[A block of data]

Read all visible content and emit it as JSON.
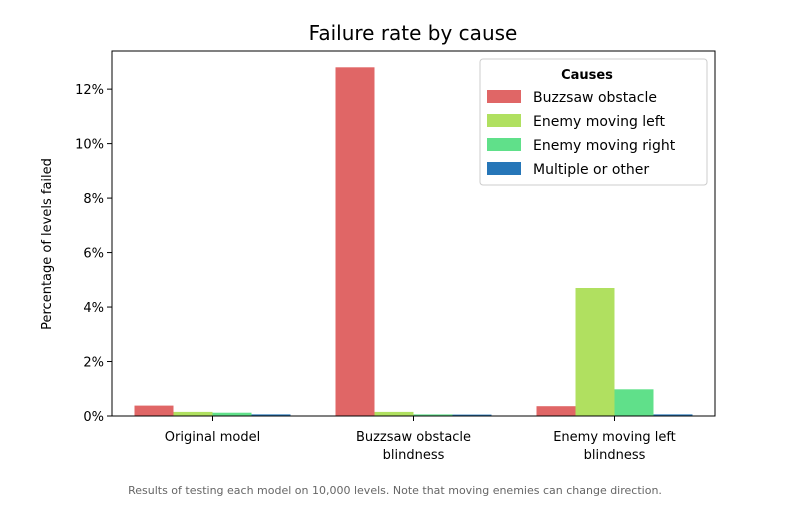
{
  "chart_data": {
    "type": "bar",
    "title": "Failure rate by cause",
    "ylabel": "Percentage of levels failed",
    "xlabel": "",
    "categories": [
      [
        "Original model"
      ],
      [
        "Buzzsaw obstacle",
        "blindness"
      ],
      [
        "Enemy moving left",
        "blindness"
      ]
    ],
    "yticks": [
      0,
      2,
      4,
      6,
      8,
      10,
      12
    ],
    "ytick_suffix": "%",
    "ylim": [
      0,
      13.4
    ],
    "grid": false,
    "legend": {
      "title": "Causes",
      "position": "top-right"
    },
    "series": [
      {
        "name": "Buzzsaw obstacle",
        "color": "#e06666",
        "values": [
          0.38,
          12.8,
          0.36
        ]
      },
      {
        "name": "Enemy moving left",
        "color": "#b0e060",
        "values": [
          0.15,
          0.15,
          4.7
        ]
      },
      {
        "name": "Enemy moving right",
        "color": "#60e08a",
        "values": [
          0.12,
          0.06,
          0.98
        ]
      },
      {
        "name": "Multiple or other",
        "color": "#2676b8",
        "values": [
          0.06,
          0.05,
          0.06
        ]
      }
    ]
  },
  "caption": "Results of testing each model on 10,000 levels. Note that moving enemies can change direction."
}
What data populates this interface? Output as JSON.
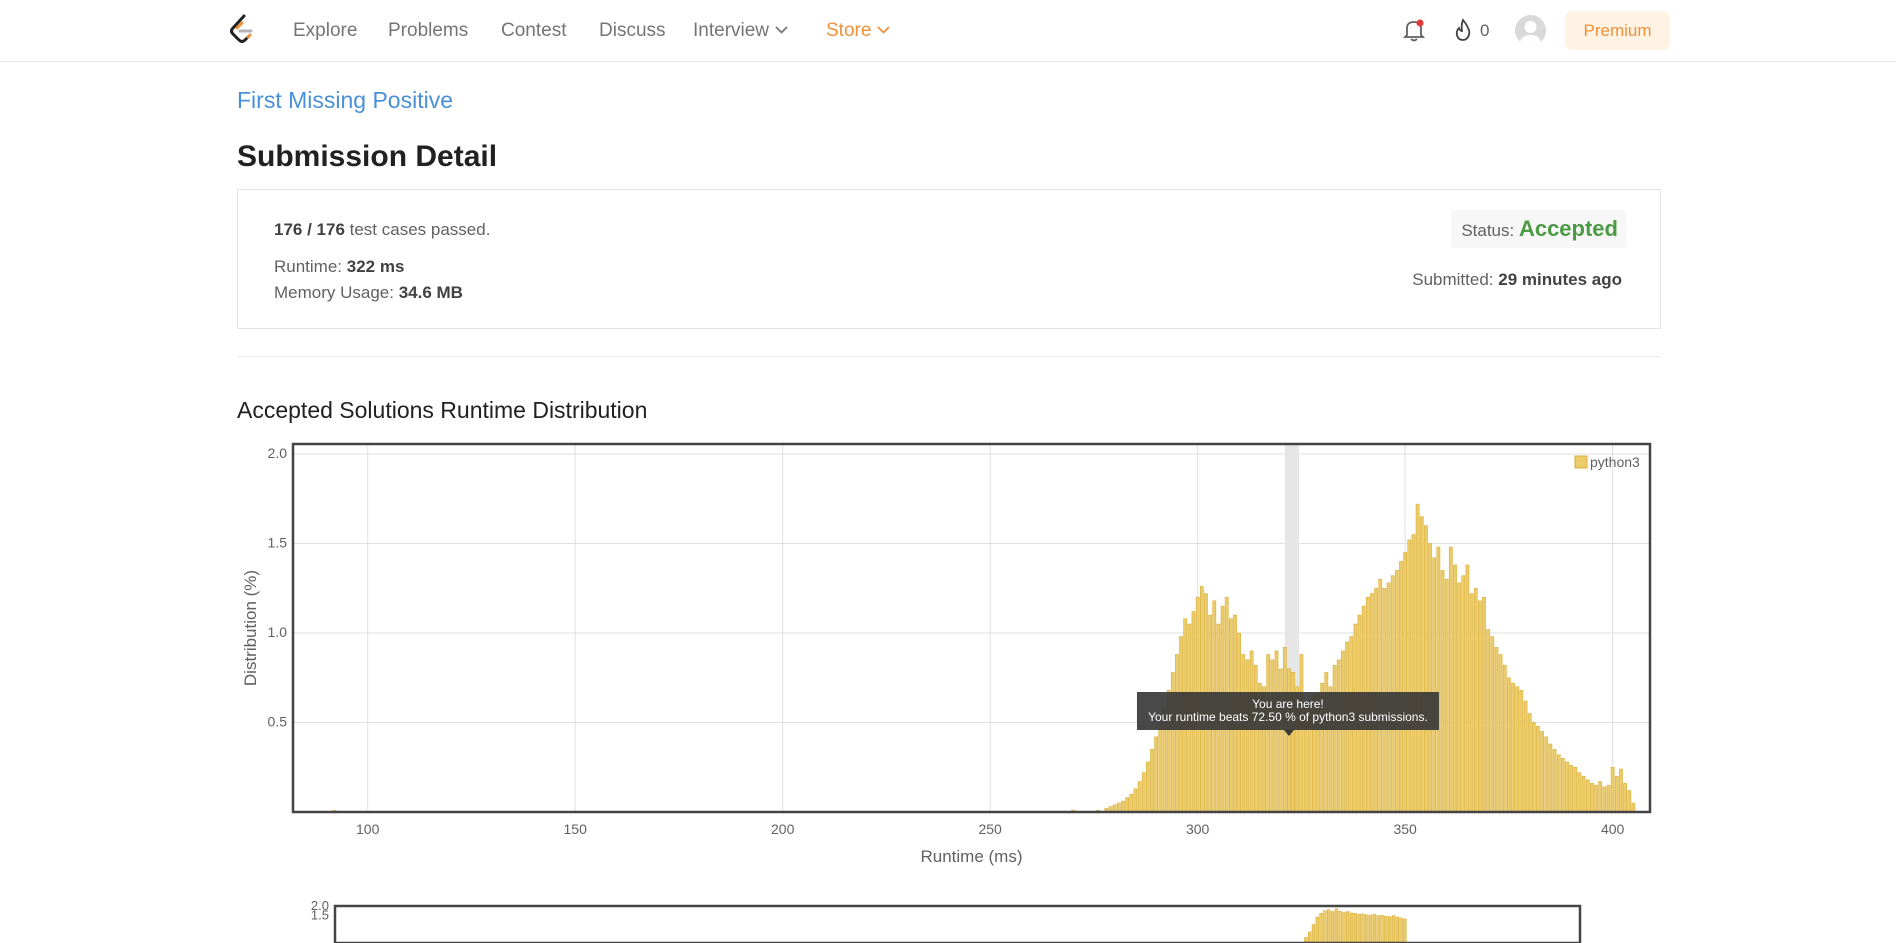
{
  "nav": {
    "items": [
      {
        "label": "Explore"
      },
      {
        "label": "Problems"
      },
      {
        "label": "Contest"
      },
      {
        "label": "Discuss"
      },
      {
        "label": "Interview"
      },
      {
        "label": "Store"
      }
    ],
    "streak_count": "0",
    "premium_label": "Premium",
    "colors": {
      "store": "#f0913a",
      "premium_bg": "#fff3e4",
      "notification_dot": "#e53935"
    }
  },
  "problem": {
    "title": "First Missing Positive"
  },
  "page_title": "Submission Detail",
  "detail": {
    "passed": "176 / 176",
    "passed_suffix": " test cases passed.",
    "runtime_label": "Runtime: ",
    "runtime_value": "322 ms",
    "memory_label": "Memory Usage: ",
    "memory_value": "34.6 MB",
    "status_label": "Status: ",
    "status_value": "Accepted",
    "submitted_label": "Submitted: ",
    "submitted_value": "29 minutes ago",
    "status_color": "#4d9a46"
  },
  "distribution_title": "Accepted Solutions Runtime Distribution",
  "chart_data": [
    {
      "type": "bar",
      "xlabel": "Runtime (ms)",
      "ylabel": "Distribution (%)",
      "xlim": [
        82,
        409
      ],
      "ylim": [
        0,
        2.0
      ],
      "xticks": [
        "100",
        "150",
        "200",
        "250",
        "300",
        "350",
        "400"
      ],
      "yticks": [
        "0.5",
        "1.0",
        "1.5",
        "2.0"
      ],
      "legend": {
        "label": "python3",
        "position": "top-right"
      },
      "grid": true,
      "bar_color": "#eccb6a",
      "highlight_x": 322,
      "tooltip": {
        "line1": "You are here!",
        "line2": "Your runtime beats 72.50 % of python3 submissions."
      },
      "series": [
        {
          "name": "python3",
          "x": [
            92,
            270,
            276,
            278,
            279,
            280,
            281,
            282,
            283,
            284,
            285,
            286,
            287,
            288,
            289,
            290,
            291,
            292,
            293,
            294,
            295,
            296,
            297,
            298,
            299,
            300,
            301,
            302,
            303,
            304,
            305,
            306,
            307,
            308,
            309,
            310,
            311,
            312,
            313,
            314,
            315,
            316,
            317,
            318,
            319,
            320,
            321,
            322,
            323,
            324,
            325,
            326,
            327,
            328,
            329,
            330,
            331,
            332,
            333,
            334,
            335,
            336,
            337,
            338,
            339,
            340,
            341,
            342,
            343,
            344,
            345,
            346,
            347,
            348,
            349,
            350,
            351,
            352,
            353,
            354,
            355,
            356,
            357,
            358,
            359,
            360,
            361,
            362,
            363,
            364,
            365,
            366,
            367,
            368,
            369,
            370,
            371,
            372,
            373,
            374,
            375,
            376,
            377,
            378,
            379,
            380,
            381,
            382,
            383,
            384,
            385,
            386,
            387,
            388,
            389,
            390,
            391,
            392,
            393,
            394,
            395,
            396,
            397,
            398,
            399,
            400,
            401,
            402,
            403,
            404,
            405
          ],
          "values": [
            0.01,
            0.01,
            0.01,
            0.02,
            0.03,
            0.04,
            0.05,
            0.06,
            0.08,
            0.1,
            0.13,
            0.17,
            0.22,
            0.28,
            0.35,
            0.42,
            0.5,
            0.58,
            0.68,
            0.78,
            0.88,
            0.98,
            1.08,
            1.05,
            1.12,
            1.2,
            1.26,
            1.22,
            1.1,
            1.18,
            1.05,
            1.15,
            1.2,
            1.08,
            1.1,
            1.0,
            0.88,
            0.85,
            0.9,
            0.82,
            0.72,
            0.7,
            0.88,
            0.85,
            0.9,
            0.8,
            0.92,
            0.8,
            0.78,
            0.7,
            0.88,
            0.62,
            0.6,
            0.65,
            0.66,
            0.72,
            0.78,
            0.7,
            0.82,
            0.85,
            0.9,
            0.95,
            0.98,
            1.05,
            1.1,
            1.15,
            1.2,
            1.22,
            1.25,
            1.3,
            1.25,
            1.28,
            1.32,
            1.35,
            1.4,
            1.45,
            1.52,
            1.55,
            1.72,
            1.65,
            1.6,
            1.5,
            1.42,
            1.48,
            1.35,
            1.3,
            1.48,
            1.38,
            1.28,
            1.32,
            1.38,
            1.22,
            1.25,
            1.18,
            1.2,
            1.02,
            0.98,
            0.92,
            0.88,
            0.82,
            0.75,
            0.72,
            0.7,
            0.68,
            0.62,
            0.55,
            0.5,
            0.48,
            0.45,
            0.42,
            0.38,
            0.35,
            0.32,
            0.3,
            0.28,
            0.26,
            0.25,
            0.22,
            0.2,
            0.18,
            0.16,
            0.15,
            0.17,
            0.14,
            0.15,
            0.25,
            0.2,
            0.24,
            0.16,
            0.12,
            0.05
          ]
        }
      ]
    },
    {
      "type": "bar",
      "xlim": [
        82,
        409
      ],
      "ylim": [
        0,
        2.0
      ],
      "yticks": [
        "1.5",
        "2.0"
      ],
      "bar_color": "#eccb6a",
      "series": [
        {
          "name": "python3",
          "x": [
            337,
            338,
            339,
            340,
            341,
            342,
            343,
            344,
            345,
            346,
            347,
            348,
            349,
            350,
            351,
            352,
            353,
            354,
            355,
            356,
            357,
            358,
            359,
            360,
            361,
            362,
            363
          ],
          "values": [
            0.3,
            0.6,
            1.0,
            1.4,
            1.6,
            1.75,
            1.8,
            1.7,
            1.85,
            1.72,
            1.65,
            1.7,
            1.62,
            1.6,
            1.55,
            1.58,
            1.52,
            1.5,
            1.55,
            1.48,
            1.5,
            1.45,
            1.42,
            1.48,
            1.4,
            1.35,
            1.3
          ]
        }
      ]
    }
  ]
}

## Work to be completed
Reproduce all of the material exactly, apart from the pictures.

## Answer for this exercise
Read all visible content and emit it as JSON.
{
  "chart_data": {
    "type": "bar",
    "title": "Failure rate by cause",
    "ylabel": "Percentage of levels failed",
    "xlabel": "",
    "categories": [
      [
        "Original model"
      ],
      [
        "Buzzsaw obstacle",
        "blindness"
      ],
      [
        "Enemy moving left",
        "blindness"
      ]
    ],
    "yticks": [
      0,
      2,
      4,
      6,
      8,
      10,
      12
    ],
    "ytick_suffix": "%",
    "ylim": [
      0,
      13.4
    ],
    "grid": false,
    "legend": {
      "title": "Causes",
      "position": "top-right"
    },
    "series": [
      {
        "name": "Buzzsaw obstacle",
        "color": "#e06666",
        "values": [
          0.38,
          12.8,
          0.36
        ]
      },
      {
        "name": "Enemy moving left",
        "color": "#b0e060",
        "values": [
          0.15,
          0.15,
          4.7
        ]
      },
      {
        "name": "Enemy moving right",
        "color": "#60e08a",
        "values": [
          0.12,
          0.06,
          0.98
        ]
      },
      {
        "name": "Multiple or other",
        "color": "#2676b8",
        "values": [
          0.06,
          0.05,
          0.06
        ]
      }
    ]
  },
  "caption": "Results of testing each model on 10,000 levels. Note that moving enemies can change direction."
}
What data populates this interface? Output as JSON.
{
  "nav": {
    "items": [
      {
        "label": "Explore"
      },
      {
        "label": "Problems"
      },
      {
        "label": "Contest"
      },
      {
        "label": "Discuss"
      },
      {
        "label": "Interview"
      },
      {
        "label": "Store"
      }
    ],
    "streak_count": "0",
    "premium_label": "Premium",
    "colors": {
      "store": "#f0913a",
      "premium_bg": "#fff3e4",
      "notification_dot": "#e53935"
    }
  },
  "problem": {
    "title": "First Missing Positive"
  },
  "page_title": "Submission Detail",
  "detail": {
    "passed": "176 / 176",
    "passed_suffix": " test cases passed.",
    "runtime_label": "Runtime: ",
    "runtime_value": "322 ms",
    "memory_label": "Memory Usage: ",
    "memory_value": "34.6 MB",
    "status_label": "Status: ",
    "status_value": "Accepted",
    "submitted_label": "Submitted: ",
    "submitted_value": "29 minutes ago",
    "status_color": "#4d9a46"
  },
  "distribution_title": "Accepted Solutions Runtime Distribution",
  "chart_data": [
    {
      "type": "bar",
      "xlabel": "Runtime (ms)",
      "ylabel": "Distribution (%)",
      "xlim": [
        82,
        409
      ],
      "ylim": [
        0,
        2.0
      ],
      "xticks": [
        "100",
        "150",
        "200",
        "250",
        "300",
        "350",
        "400"
      ],
      "yticks": [
        "0.5",
        "1.0",
        "1.5",
        "2.0"
      ],
      "legend": {
        "label": "python3",
        "position": "top-right"
      },
      "grid": true,
      "bar_color": "#eccb6a",
      "highlight_x": 322,
      "tooltip": {
        "line1": "You are here!",
        "line2": "Your runtime beats 72.50 % of python3 submissions."
      },
      "series": [
        {
          "name": "python3",
          "x": [
            92,
            270,
            276,
            278,
            279,
            280,
            281,
            282,
            283,
            284,
            285,
            286,
            287,
            288,
            289,
            290,
            291,
            292,
            293,
            294,
            295,
            296,
            297,
            298,
            299,
            300,
            301,
            302,
            303,
            304,
            305,
            306,
            307,
            308,
            309,
            310,
            311,
            312,
            313,
            314,
            315,
            316,
            317,
            318,
            319,
            320,
            321,
            322,
            323,
            324,
            325,
            326,
            327,
            328,
            329,
            330,
            331,
            332,
            333,
            334,
            335,
            336,
            337,
            338,
            339,
            340,
            341,
            342,
            343,
            344,
            345,
            346,
            347,
            348,
            349,
            350,
            351,
            352,
            353,
            354,
            355,
            356,
            357,
            358,
            359,
            360,
            361,
            362,
            363,
            364,
            365,
            366,
            367,
            368,
            369,
            370,
            371,
            372,
            373,
            374,
            375,
            376,
            377,
            378,
            379,
            380,
            381,
            382,
            383,
            384,
            385,
            386,
            387,
            388,
            389,
            390,
            391,
            392,
            393,
            394,
            395,
            396,
            397,
            398,
            399,
            400,
            401,
            402,
            403,
            404,
            405
          ],
          "values": [
            0.01,
            0.01,
            0.01,
            0.02,
            0.03,
            0.04,
            0.05,
            0.06,
            0.08,
            0.1,
            0.13,
            0.17,
            0.22,
            0.28,
            0.35,
            0.42,
            0.5,
            0.58,
            0.68,
            0.78,
            0.88,
            0.98,
            1.08,
            1.05,
            1.12,
            1.2,
            1.26,
            1.22,
            1.1,
            1.18,
            1.05,
            1.15,
            1.2,
            1.08,
            1.1,
            1.0,
            0.88,
            0.85,
            0.9,
            0.82,
            0.72,
            0.7,
            0.88,
            0.85,
            0.9,
            0.8,
            0.92,
            0.8,
            0.78,
            0.7,
            0.88,
            0.62,
            0.6,
            0.65,
            0.66,
            0.72,
            0.78,
            0.7,
            0.82,
            0.85,
            0.9,
            0.95,
            0.98,
            1.05,
            1.1,
            1.15,
            1.2,
            1.22,
            1.25,
            1.3,
            1.25,
            1.28,
            1.32,
            1.35,
            1.4,
            1.45,
            1.52,
            1.55,
            1.72,
            1.65,
            1.6,
            1.5,
            1.42,
            1.48,
            1.35,
            1.3,
            1.48,
            1.38,
            1.28,
            1.32,
            1.38,
            1.22,
            1.25,
            1.18,
            1.2,
            1.02,
            0.98,
            0.92,
            0.88,
            0.82,
            0.75,
            0.72,
            0.7,
            0.68,
            0.62,
            0.55,
            0.5,
            0.48,
            0.45,
            0.42,
            0.38,
            0.35,
            0.32,
            0.3,
            0.28,
            0.26,
            0.25,
            0.22,
            0.2,
            0.18,
            0.16,
            0.15,
            0.17,
            0.14,
            0.15,
            0.25,
            0.2,
            0.24,
            0.16,
            0.12,
            0.05
          ]
        }
      ]
    },
    {
      "type": "bar",
      "xlim": [
        82,
        409
      ],
      "ylim": [
        0,
        2.0
      ],
      "yticks": [
        "1.5",
        "2.0"
      ],
      "bar_color": "#eccb6a",
      "series": [
        {
          "name": "python3",
          "x": [
            337,
            338,
            339,
            340,
            341,
            342,
            343,
            344,
            345,
            346,
            347,
            348,
            349,
            350,
            351,
            352,
            353,
            354,
            355,
            356,
            357,
            358,
            359,
            360,
            361,
            362,
            363
          ],
          "values": [
            0.3,
            0.6,
            1.0,
            1.4,
            1.6,
            1.75,
            1.8,
            1.7,
            1.85,
            1.72,
            1.65,
            1.7,
            1.62,
            1.6,
            1.55,
            1.58,
            1.52,
            1.5,
            1.55,
            1.48,
            1.5,
            1.45,
            1.42,
            1.48,
            1.4,
            1.35,
            1.3
          ]
        }
      ]
    }
  ]
}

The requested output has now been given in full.